• **Data supplied**
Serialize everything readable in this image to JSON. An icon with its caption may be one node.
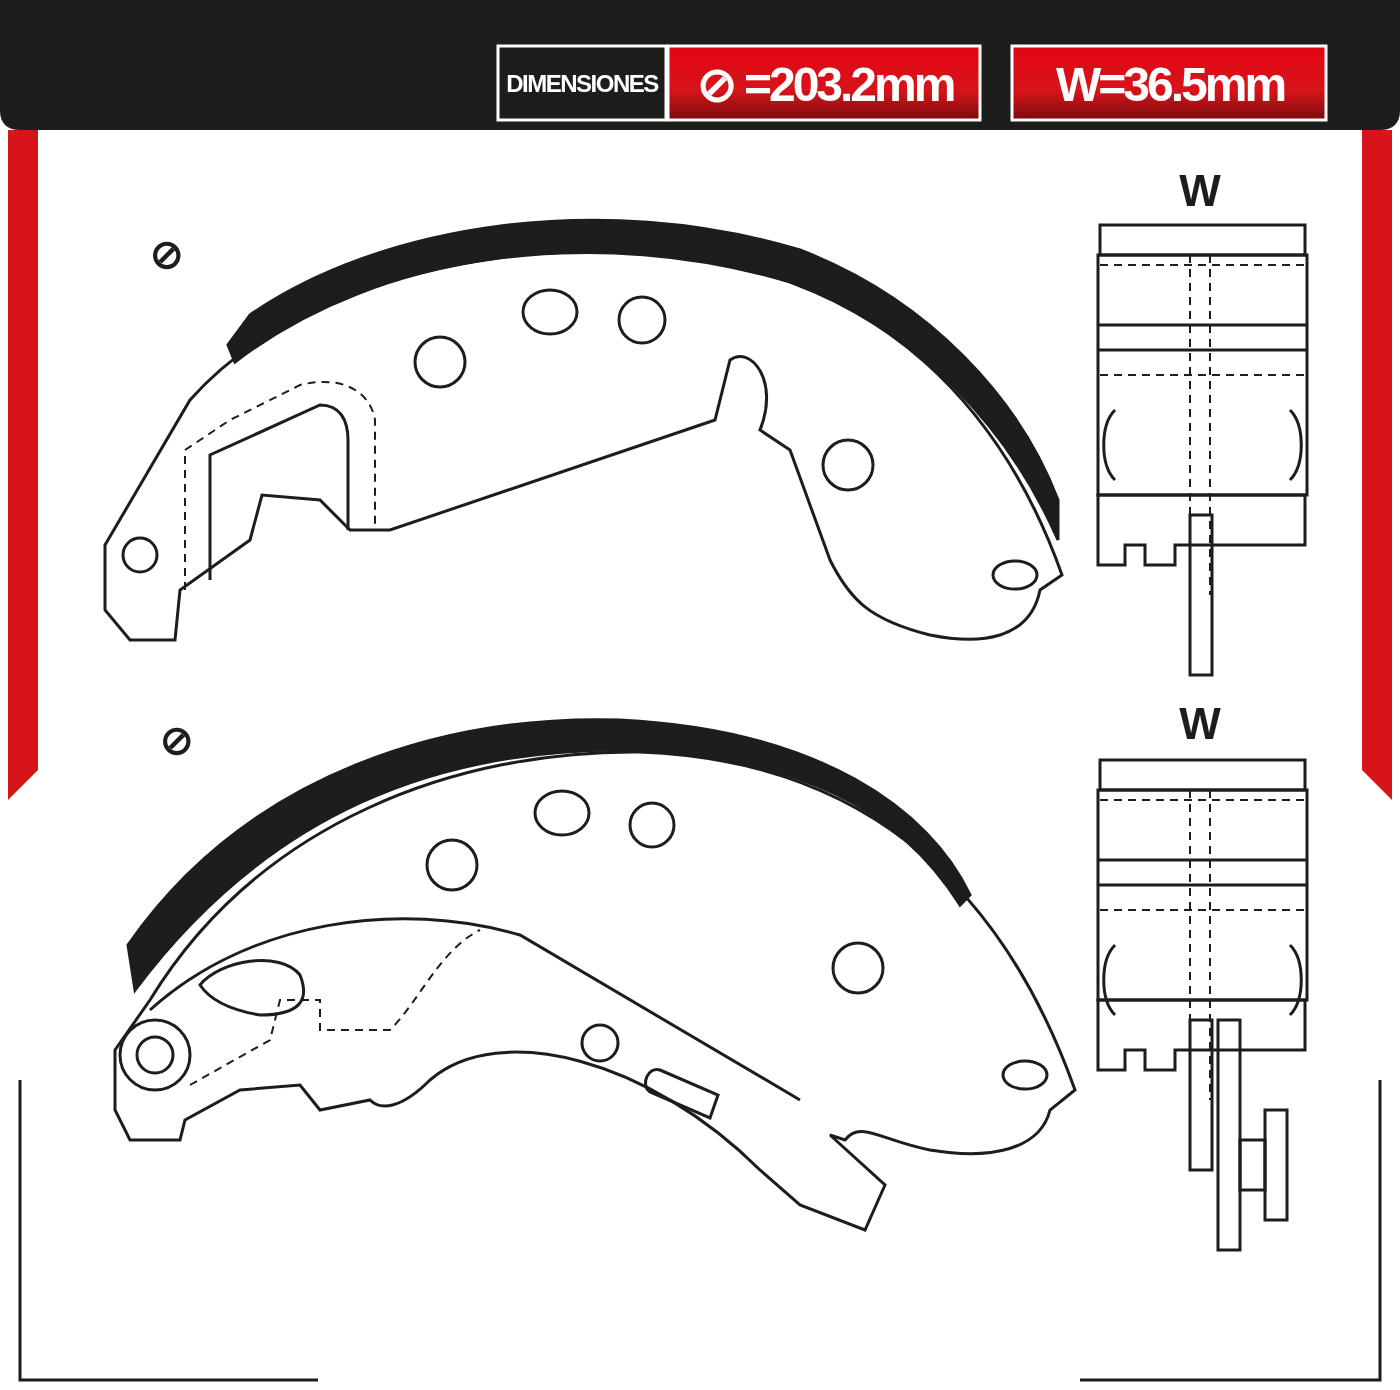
{
  "diagram": {
    "labels": [
      "DIMENSIONES",
      "⊘ =203.2mm",
      "W=36.5mm",
      "⊘",
      "W",
      "⊘",
      "W"
    ]
  }
}
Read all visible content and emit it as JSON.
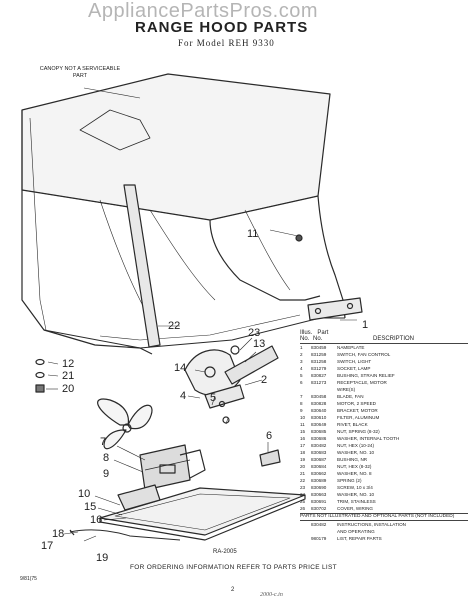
{
  "watermark": "AppliancePartsPros.com",
  "title": "RANGE HOOD PARTS",
  "model_line": "For Model  REH 9330",
  "canopy_note": "CANOPY NOT A SERVICEABLE PART",
  "callouts": {
    "c1": "1",
    "c2": "2",
    "c4": "4",
    "c5": "5",
    "c6": "6",
    "c7": "7",
    "c8": "8",
    "c9": "9",
    "c10": "10",
    "c11": "11",
    "c12": "12",
    "c13": "13",
    "c14": "14",
    "c15": "15",
    "c16": "16",
    "c17": "17",
    "c18": "18",
    "c19": "19",
    "c20": "20",
    "c21": "21",
    "c22": "22",
    "c23": "23"
  },
  "parts_header": {
    "col1": "Illus.",
    "col2": "Part",
    "col3": "No.",
    "col4": "No.",
    "col5": "DESCRIPTION"
  },
  "parts": [
    {
      "key": "1",
      "part": "830459",
      "desc": "NAMEPLATE"
    },
    {
      "key": "2",
      "part": "831259",
      "desc": "SWITCH, FAN CONTROL"
    },
    {
      "key": "3",
      "part": "831258",
      "desc": "SWITCH, LIGHT"
    },
    {
      "key": "4",
      "part": "831279",
      "desc": "SOCKET, LAMP"
    },
    {
      "key": "5",
      "part": "830827",
      "desc": "BUSHING, STRAIN RELIEF"
    },
    {
      "key": "6",
      "part": "831273",
      "desc": "RECEPTACLE, MOTOR"
    },
    {
      "key": "",
      "part": "",
      "desc": "WIRE(S)"
    },
    {
      "key": "7",
      "part": "830458",
      "desc": "BLADE, FAN"
    },
    {
      "key": "8",
      "part": "830828",
      "desc": "MOTOR, 2 SPEED"
    },
    {
      "key": "9",
      "part": "830640",
      "desc": "BRACKET, MOTOR"
    },
    {
      "key": "10",
      "part": "830610",
      "desc": "FILTER, ALUMINUM"
    },
    {
      "key": "11",
      "part": "830649",
      "desc": "RIVET, BLACK"
    },
    {
      "key": "15",
      "part": "830685",
      "desc": "NUT, SPRING (8-32)"
    },
    {
      "key": "16",
      "part": "830686",
      "desc": "WASHER, INTERNAL TOOTH"
    },
    {
      "key": "17",
      "part": "830482",
      "desc": "NUT, HEX (10-24)"
    },
    {
      "key": "18",
      "part": "830683",
      "desc": "WASHER, NO. 10"
    },
    {
      "key": "19",
      "part": "830687",
      "desc": "BUSHING, NR"
    },
    {
      "key": "20",
      "part": "830684",
      "desc": "NUT, HEX (8-32)"
    },
    {
      "key": "21",
      "part": "830662",
      "desc": "WASHER, NO. 8"
    },
    {
      "key": "22",
      "part": "830689",
      "desc": "SPRING (2)"
    },
    {
      "key": "23",
      "part": "830690",
      "desc": "SCREW, 10 x 3/4"
    },
    {
      "key": "24",
      "part": "830663",
      "desc": "WASHER, NO. 10"
    },
    {
      "key": "25",
      "part": "830691",
      "desc": "TRIM, STAINLESS"
    },
    {
      "key": "26",
      "part": "830702",
      "desc": "COVER, WIRING"
    }
  ],
  "parts_note": "PARTS NOT ILLUSTRATED AND OPTIONAL PARTS (NOT INCLUDED)",
  "extra_parts": [
    {
      "key": "",
      "part": "830482",
      "desc": "INSTRUCTIONS, INSTALLATION"
    },
    {
      "key": "",
      "part": "",
      "desc": "AND OPERATING"
    },
    {
      "key": "",
      "part": "980179",
      "desc": "LIST, REPAIR PARTS"
    }
  ],
  "ra_code": "RA-2005",
  "footer": "FOR ORDERING INFORMATION REFER TO PARTS PRICE LIST",
  "date_code": "9/81(75",
  "page_number": "2",
  "scribble": "2000-c.in"
}
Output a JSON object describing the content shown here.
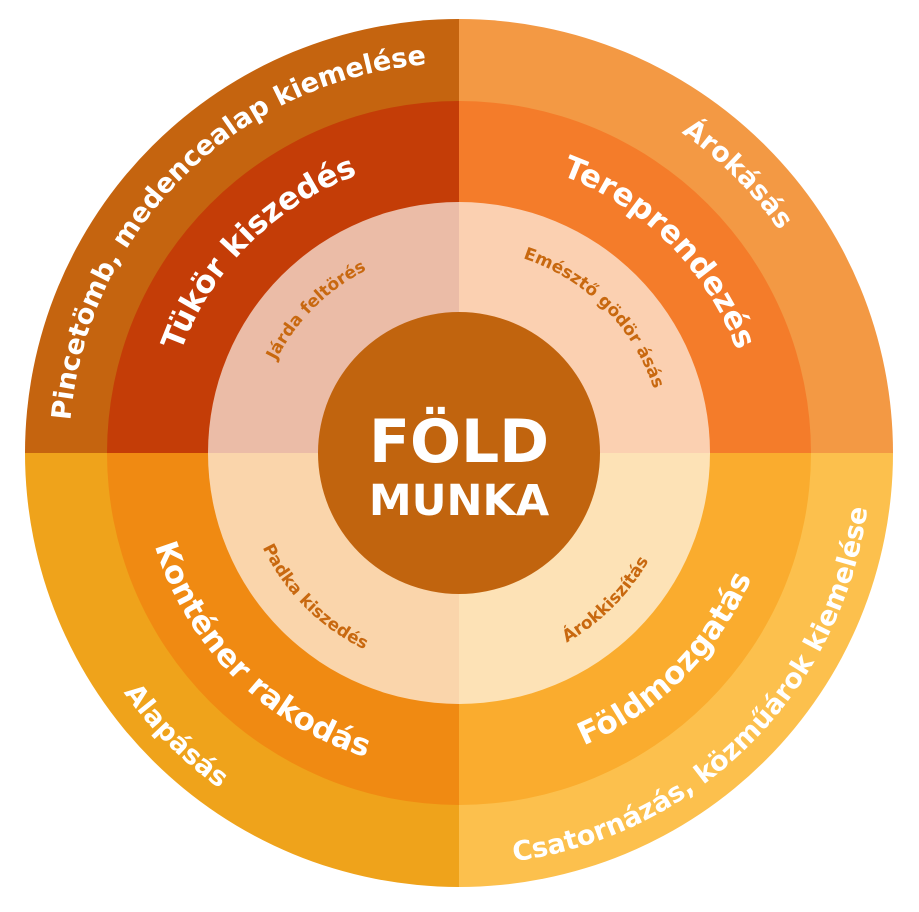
{
  "center": {
    "line1": "FÖLD",
    "line2": "MUNKA",
    "color": "#c1640e"
  },
  "quadrants": [
    {
      "position": "top-left",
      "outer": {
        "label": "Pincetömb, medencealap kiemelése",
        "color": "#c5640f"
      },
      "middle": {
        "label": "Tükör kiszedés",
        "color": "#c43d07"
      },
      "inner": {
        "label": "Járda feltörés",
        "color": "#ebbca7",
        "text_color": "#c8680f"
      }
    },
    {
      "position": "top-right",
      "outer": {
        "label": "Árokásás",
        "color": "#f39944"
      },
      "middle": {
        "label": "Tereprendezés",
        "color": "#f47c2a"
      },
      "inner": {
        "label": "Emésztő gödör ásás",
        "color": "#fbd0b1",
        "text_color": "#c8680f"
      }
    },
    {
      "position": "bottom-right",
      "outer": {
        "label": "Csatornázás, közműárok kiemelése",
        "color": "#fcc04d"
      },
      "middle": {
        "label": "Földmozgatás",
        "color": "#faac2e"
      },
      "inner": {
        "label": "Árokkiszítás",
        "color": "#fde2b6",
        "text_color": "#c8680f"
      }
    },
    {
      "position": "bottom-left",
      "outer": {
        "label": "Alapásás",
        "color": "#efa31b"
      },
      "middle": {
        "label": "Konténer rakodás",
        "color": "#f08a12"
      },
      "inner": {
        "label": "Padka kiszedés",
        "color": "#fad5ab",
        "text_color": "#c8680f"
      }
    }
  ]
}
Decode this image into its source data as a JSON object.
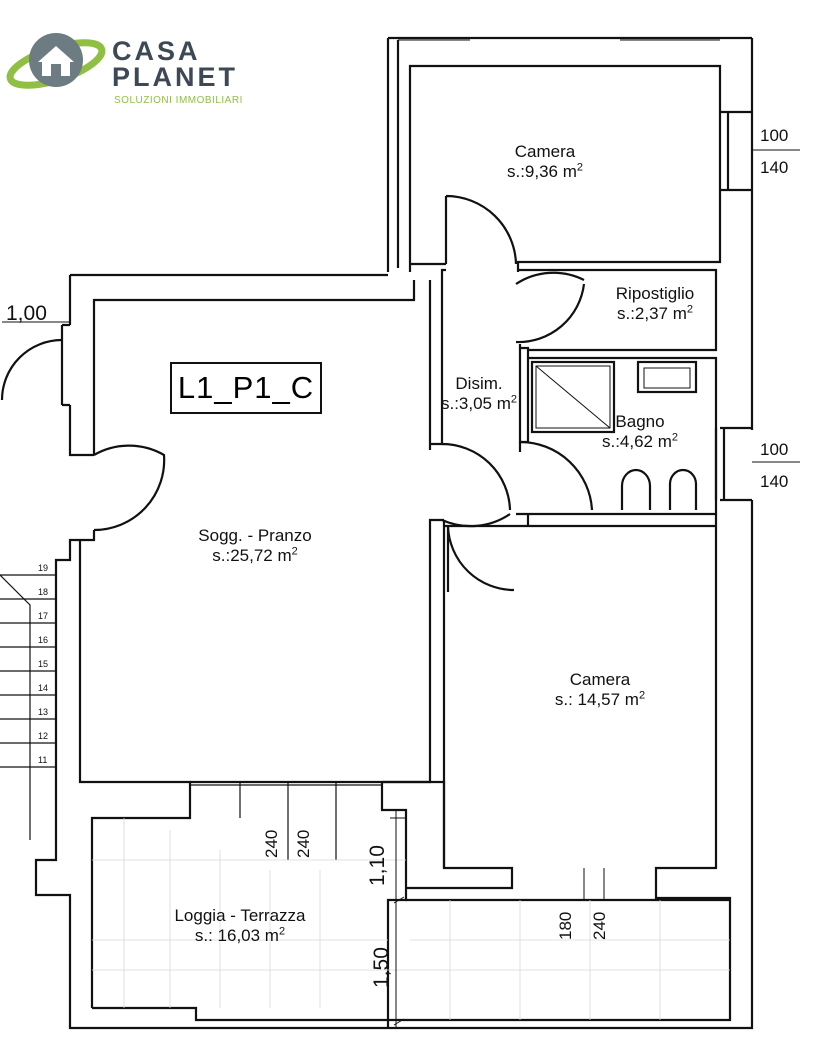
{
  "logo": {
    "name_line1": "CASA",
    "name_line2": "PLANET",
    "tagline": "SOLUZIONI IMMOBILIARI",
    "colors": {
      "green": "#8fc043",
      "dark": "#3d4a55"
    }
  },
  "unit_code": "L1_P1_C",
  "rooms": [
    {
      "name": "Camera",
      "area": "s.:9,36 m",
      "unit": "2"
    },
    {
      "name": "Ripostiglio",
      "area": "s.:2,37 m",
      "unit": "2"
    },
    {
      "name": "Disim.",
      "area": "s.:3,05 m",
      "unit": "2"
    },
    {
      "name": "Bagno",
      "area": "s.:4,62 m",
      "unit": "2"
    },
    {
      "name": "Sogg. - Pranzo",
      "area": "s.:25,72 m",
      "unit": "2"
    },
    {
      "name": "Camera",
      "area": "s.: 14,57 m",
      "unit": "2"
    },
    {
      "name": "Loggia - Terrazza",
      "area": "s.: 16,03 m",
      "unit": "2"
    }
  ],
  "dimensions": {
    "left_width": "1,00",
    "window_top_1": "100",
    "window_top_2": "140",
    "window_bath_1": "100",
    "window_bath_2": "140",
    "door_loggia_1": "240",
    "door_loggia_2": "240",
    "depth_1": "1,10",
    "depth_2": "1,50",
    "window_camera_1": "180",
    "window_camera_2": "240"
  },
  "stair_steps": [
    "19",
    "18",
    "17",
    "16",
    "15",
    "14",
    "13",
    "12",
    "11"
  ]
}
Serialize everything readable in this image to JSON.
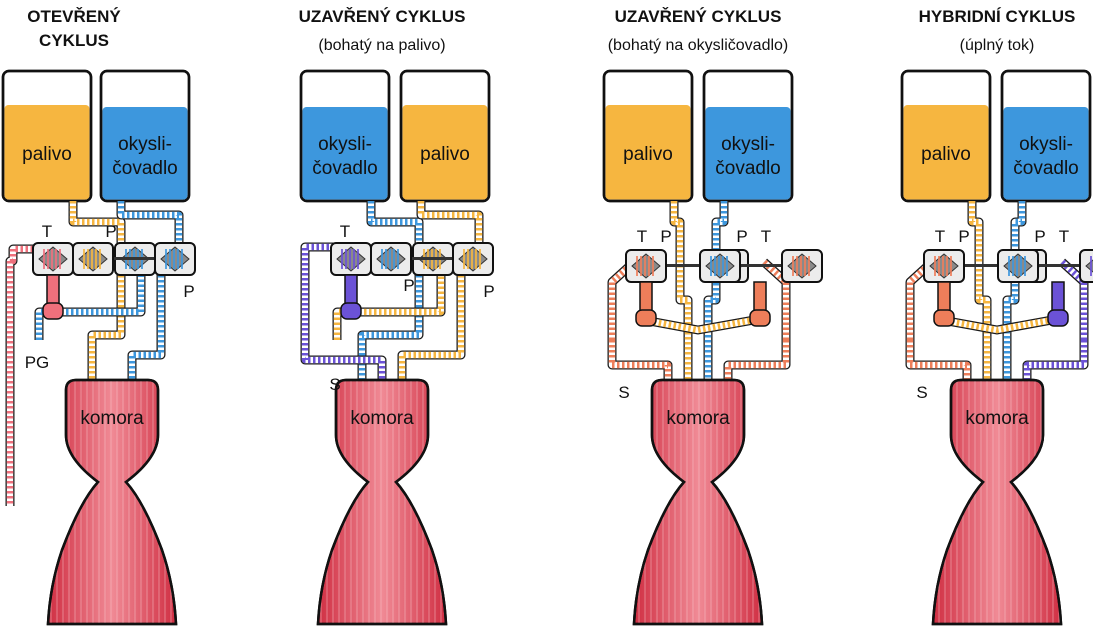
{
  "colors": {
    "fuel": "#F6B640",
    "oxidizer": "#3D97DD",
    "preburner_fuel_rich": "#EE7E5A",
    "preburner_ox_rich": "#6B52D6",
    "gas_generator": "#EF707C",
    "exhaust": "#D8394B"
  },
  "panels": [
    {
      "title_lines": [
        "OTEVŘENÝ",
        "CYKLUS"
      ],
      "subtitle": "",
      "tanks": [
        {
          "label_lines": [
            "palivo"
          ],
          "kind": "fuel"
        },
        {
          "label_lines": [
            "okysli-",
            "čovadlo"
          ],
          "kind": "oxidizer"
        }
      ],
      "labels": {
        "t1": "T",
        "p1": "P",
        "p2": "P",
        "gen": "PG"
      },
      "chamber": "komora"
    },
    {
      "title_lines": [
        "UZAVŘENÝ CYKLUS"
      ],
      "subtitle": "(bohatý na palivo)",
      "tanks": [
        {
          "label_lines": [
            "okysli-",
            "čovadlo"
          ],
          "kind": "oxidizer"
        },
        {
          "label_lines": [
            "palivo"
          ],
          "kind": "fuel"
        }
      ],
      "labels": {
        "t1": "T",
        "p1": "P",
        "p2": "P",
        "gen": "S"
      },
      "chamber": "komora"
    },
    {
      "title_lines": [
        "UZAVŘENÝ CYKLUS"
      ],
      "subtitle": "(bohatý na okysličovadlo)",
      "tanks": [
        {
          "label_lines": [
            "palivo"
          ],
          "kind": "fuel"
        },
        {
          "label_lines": [
            "okysli-",
            "čovadlo"
          ],
          "kind": "oxidizer"
        }
      ],
      "labels": {
        "t1": "T",
        "p1": "P",
        "p2": "P",
        "t2": "T",
        "gen": "S"
      },
      "chamber": "komora"
    },
    {
      "title_lines": [
        "HYBRIDNÍ CYKLUS"
      ],
      "subtitle": "(úplný tok)",
      "tanks": [
        {
          "label_lines": [
            "palivo"
          ],
          "kind": "fuel"
        },
        {
          "label_lines": [
            "okysli-",
            "čovadlo"
          ],
          "kind": "oxidizer"
        }
      ],
      "labels": {
        "t1": "T",
        "p1": "P",
        "p2": "P",
        "t2": "T",
        "gen": "S"
      },
      "chamber": "komora"
    }
  ]
}
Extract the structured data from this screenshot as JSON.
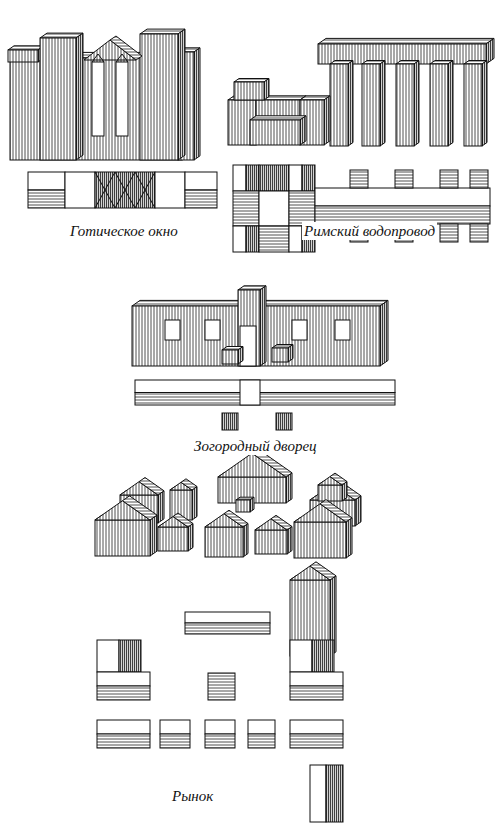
{
  "diagram": {
    "labels": [
      "Готическое окно",
      "Римский водопровод",
      "Зогородный дворец",
      "Рынок"
    ]
  }
}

• **Directive**
Count every line above that holds the string "Serialize" and give the total, nothing more.

• **Output**
2